BEGIN LISTED RECORDS
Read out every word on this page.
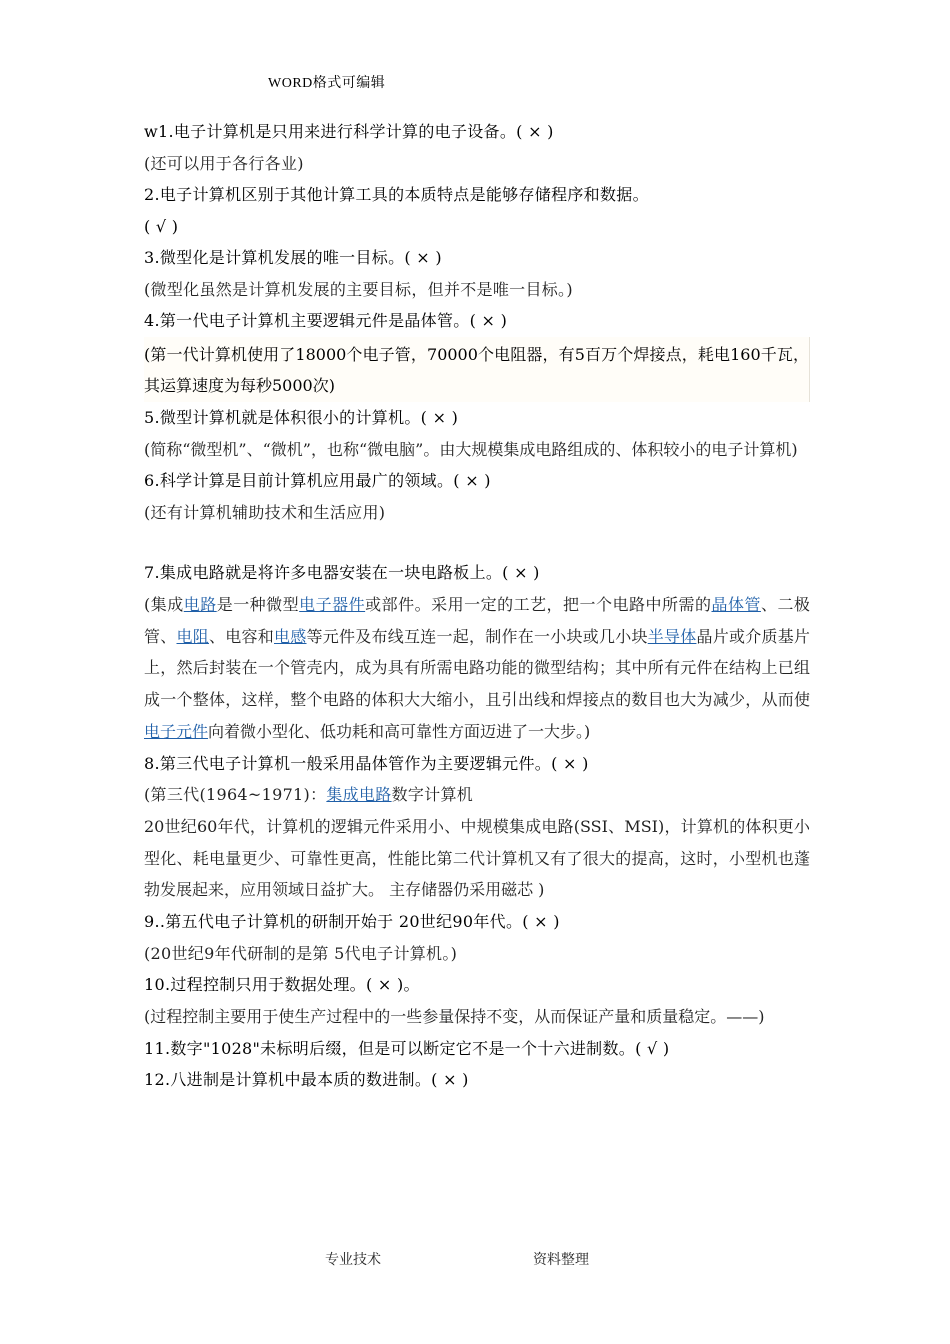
WORD格式可编辑
w1.电子计算机是只用来进行科学计算的电子设备。( × )
(还可以用于各行各业)
2.电子计算机区别于其他计算工具的本质特点是能够存储程序和数据。
( √ )
3.微型化是计算机发展的唯一目标。( × )
(微型化虽然是计算机发展的主要目标，但并不是唯一目标。)
4.第一代电子计算机主要逻辑元件是晶体管。( × )
(第一代计算机使用了18000个电子管，70000个电阻器，有5百万个焊接点，耗电160千瓦，其运算速度为每秒5000次)
5.微型计算机就是体积很小的计算机。( × )
(简称“微型机”、“微机”，也称“微电脑”。由大规模集成电路组成的、体积较小的电子计算机)
6.科学计算是目前计算机应用最广的领域。( × )
(还有计算机辅助技术和生活应用)
7.集成电路就是将许多电器安装在一块电路板上。( × )
(集成电路是一种微型电子器件或部件。采用一定的工艺，把一个电路中所需的晶体管、二极管、电阻、电容和电感等元件及布线互连一起，制作在一小块或几小块半导体晶片或介质基片上，然后封装在一个管壳内，成为具有所需电路功能的微型结构；其中所有元件在结构上已组成一个整体，这样，整个电路的体积大大缩小，且引出线和焊接点的数目也大为减少，从而使电子元件向着微小型化、低功耗和高可靠性方面迈进了一大步。)
8.第三代电子计算机一般采用晶体管作为主要逻辑元件。( × )
(第三代(1964~1971)：集成电路数字计算机
20世纪60年代，计算机的逻辑元件采用小、中规模集成电路(SSI、MSI)，计算机的体积更小型化、耗电量更少、可靠性更高，性能比第二代计算机又有了很大的提高，这时，小型机也蓬勃发展起来，应用领域日益扩大。 主存储器仍采用磁芯 )
9..第五代电子计算机的研制开始于 20世纪90年代。( × )
(20世纪9年代研制的是第 5代电子计算机。)
10.过程控制只用于数据处理。( × )。
(过程控制主要用于使生产过程中的一些参量保持不变，从而保证产量和质量稳定。——)
11.数字"1028"未标明后缀，但是可以断定它不是一个十六进制数。( √ )
12.八进制是计算机中最本质的数进制。( × )
专业技术	资料整理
END LISTED RECORDS
• [EXERCISE PROMPT] Quote the records in their entirety, keeping the wording exact and excluding pictures.

• [SOLUTION TO THE EXERCISE]
Read out every word on this page.
WORD格式可编辑
w1.电子计算机是只用来进行科学计算的电子设备。( × )
(还可以用于各行各业)
2.电子计算机区别于其他计算工具的本质特点是能够存储程序和数据。
( √ )
3.微型化是计算机发展的唯一目标。( × )
(微型化虽然是计算机发展的主要目标，但并不是唯一目标。)
4.第一代电子计算机主要逻辑元件是晶体管。( × )
(第一代计算机使用了18000个电子管，70000个电阻器，有5百万个焊接点，耗电160千瓦，其运算速度为每秒5000次)
5.微型计算机就是体积很小的计算机。( × )
(简称“微型机”、“微机”，也称“微电脑”。由大规模集成电路组成的、体积较小的电子计算机)
6.科学计算是目前计算机应用最广的领域。( × )
(还有计算机辅助技术和生活应用)
7.集成电路就是将许多电器安装在一块电路板上。( × )
(集成电路是一种微型电子器件或部件。采用一定的工艺，把一个电路中所需的晶体管、二极管、电阻、电容和电感等元件及布线互连一起，制作在一小块或几小块半导体晶片或介质基片上，然后封装在一个管壳内，成为具有所需电路功能的微型结构；其中所有元件在结构上已组成一个整体，这样，整个电路的体积大大缩小，且引出线和焊接点的数目也大为减少，从而使电子元件向着微小型化、低功耗和高可靠性方面迈进了一大步。)
8.第三代电子计算机一般采用晶体管作为主要逻辑元件。( × )
(第三代(1964~1971)：集成电路数字计算机
20世纪60年代，计算机的逻辑元件采用小、中规模集成电路(SSI、MSI)，计算机的体积更小型化、耗电量更少、可靠性更高，性能比第二代计算机又有了很大的提高，这时，小型机也蓬勃发展起来，应用领域日益扩大。 主存储器仍采用磁芯 )
9..第五代电子计算机的研制开始于 20世纪90年代。( × )
(20世纪9年代研制的是第 5代电子计算机。)
10.过程控制只用于数据处理。( × )。
(过程控制主要用于使生产过程中的一些参量保持不变，从而保证产量和质量稳定。——)
11.数字"1028"未标明后缀，但是可以断定它不是一个十六进制数。( √ )
12.八进制是计算机中最本质的数进制。( × )
专业技术	资料整理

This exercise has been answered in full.